Records:
______________________________
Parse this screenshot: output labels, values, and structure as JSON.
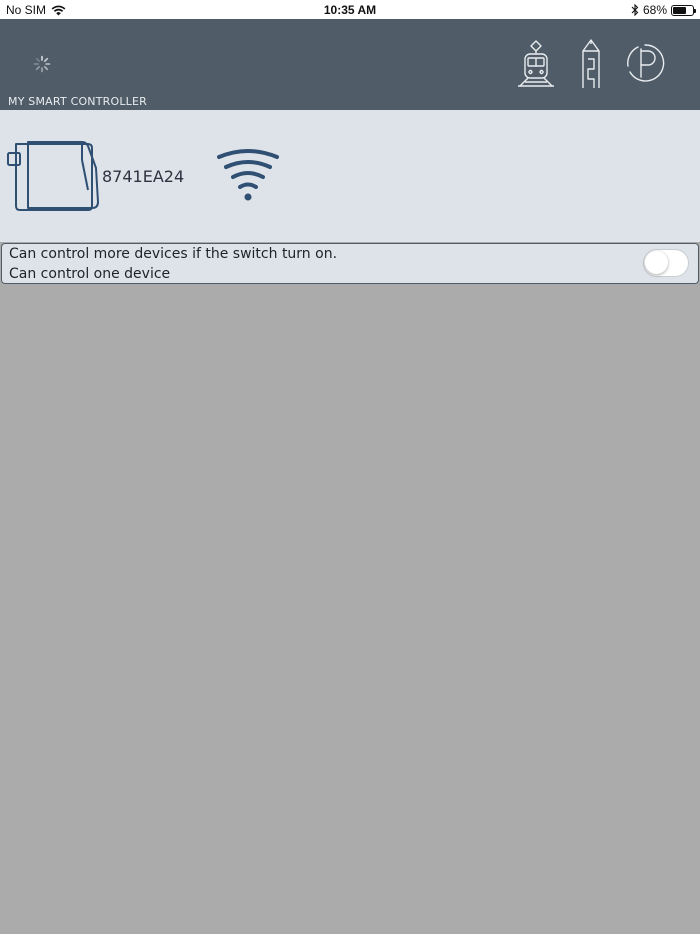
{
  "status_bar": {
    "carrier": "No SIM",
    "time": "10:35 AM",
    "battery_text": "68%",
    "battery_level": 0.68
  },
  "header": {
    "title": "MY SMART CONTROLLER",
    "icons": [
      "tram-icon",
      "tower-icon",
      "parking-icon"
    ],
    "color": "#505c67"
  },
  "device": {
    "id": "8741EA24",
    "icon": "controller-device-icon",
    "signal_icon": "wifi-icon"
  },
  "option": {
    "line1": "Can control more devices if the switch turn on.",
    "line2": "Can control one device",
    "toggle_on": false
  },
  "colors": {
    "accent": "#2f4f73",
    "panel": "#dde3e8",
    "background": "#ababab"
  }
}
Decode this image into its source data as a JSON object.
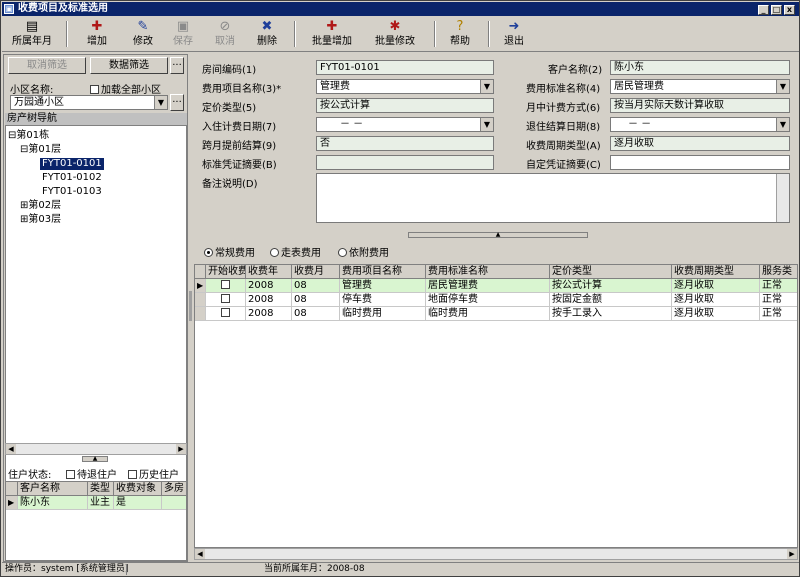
______________________________
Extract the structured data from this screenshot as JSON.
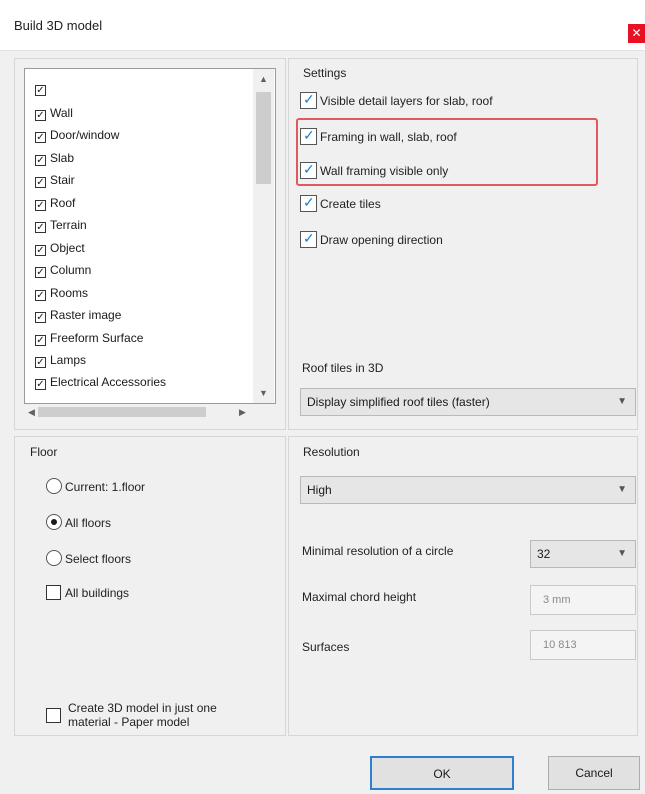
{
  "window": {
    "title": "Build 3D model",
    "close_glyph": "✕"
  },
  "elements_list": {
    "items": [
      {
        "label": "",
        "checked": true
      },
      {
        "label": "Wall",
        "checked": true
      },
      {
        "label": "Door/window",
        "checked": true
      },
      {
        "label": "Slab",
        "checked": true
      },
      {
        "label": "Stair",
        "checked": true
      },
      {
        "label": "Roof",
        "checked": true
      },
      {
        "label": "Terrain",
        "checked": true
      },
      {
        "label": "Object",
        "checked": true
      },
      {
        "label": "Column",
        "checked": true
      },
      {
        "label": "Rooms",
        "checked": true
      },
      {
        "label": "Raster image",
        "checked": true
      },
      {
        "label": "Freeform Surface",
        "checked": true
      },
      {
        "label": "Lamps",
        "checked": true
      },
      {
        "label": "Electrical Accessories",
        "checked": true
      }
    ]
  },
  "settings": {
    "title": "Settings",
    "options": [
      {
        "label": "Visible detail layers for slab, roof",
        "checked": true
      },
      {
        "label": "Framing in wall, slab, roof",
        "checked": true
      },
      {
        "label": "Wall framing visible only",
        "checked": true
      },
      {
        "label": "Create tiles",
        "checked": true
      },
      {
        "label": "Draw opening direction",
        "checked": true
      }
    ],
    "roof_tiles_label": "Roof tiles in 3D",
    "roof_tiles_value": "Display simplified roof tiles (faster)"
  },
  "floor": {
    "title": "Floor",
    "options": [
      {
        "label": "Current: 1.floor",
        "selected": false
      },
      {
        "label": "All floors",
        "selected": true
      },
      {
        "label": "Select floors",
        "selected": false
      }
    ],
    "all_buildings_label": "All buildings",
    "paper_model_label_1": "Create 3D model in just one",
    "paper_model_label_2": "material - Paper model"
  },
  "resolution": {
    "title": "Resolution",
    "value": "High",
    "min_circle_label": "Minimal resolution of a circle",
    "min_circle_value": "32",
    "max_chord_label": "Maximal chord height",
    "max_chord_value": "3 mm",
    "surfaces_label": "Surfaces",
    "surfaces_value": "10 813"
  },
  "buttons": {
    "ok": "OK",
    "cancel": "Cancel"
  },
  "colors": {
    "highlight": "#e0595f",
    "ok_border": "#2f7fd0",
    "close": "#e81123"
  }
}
______________________________
◆ **Task to complete**
Up in the listing, locate the line with "Parse this screenshot: output"; print it and every line after it down to the line with "Decode this image", which is included too. Skip the pictures.

◆ **Written answer**
Parse this screenshot: output labels, values, and structure as JSON.
{
  "status_bar": {
    "carrier": "No SIM",
    "time": "10:35 AM",
    "battery_text": "68%",
    "battery_level": 0.68
  },
  "header": {
    "title": "MY SMART CONTROLLER",
    "icons": [
      "tram-icon",
      "tower-icon",
      "parking-icon"
    ],
    "color": "#505c67"
  },
  "device": {
    "id": "8741EA24",
    "icon": "controller-device-icon",
    "signal_icon": "wifi-icon"
  },
  "option": {
    "line1": "Can control more devices if the switch turn on.",
    "line2": "Can control one device",
    "toggle_on": false
  },
  "colors": {
    "accent": "#2f4f73",
    "panel": "#dde3e8",
    "background": "#ababab"
  }
}
Decode this image into its source data as a JSON object.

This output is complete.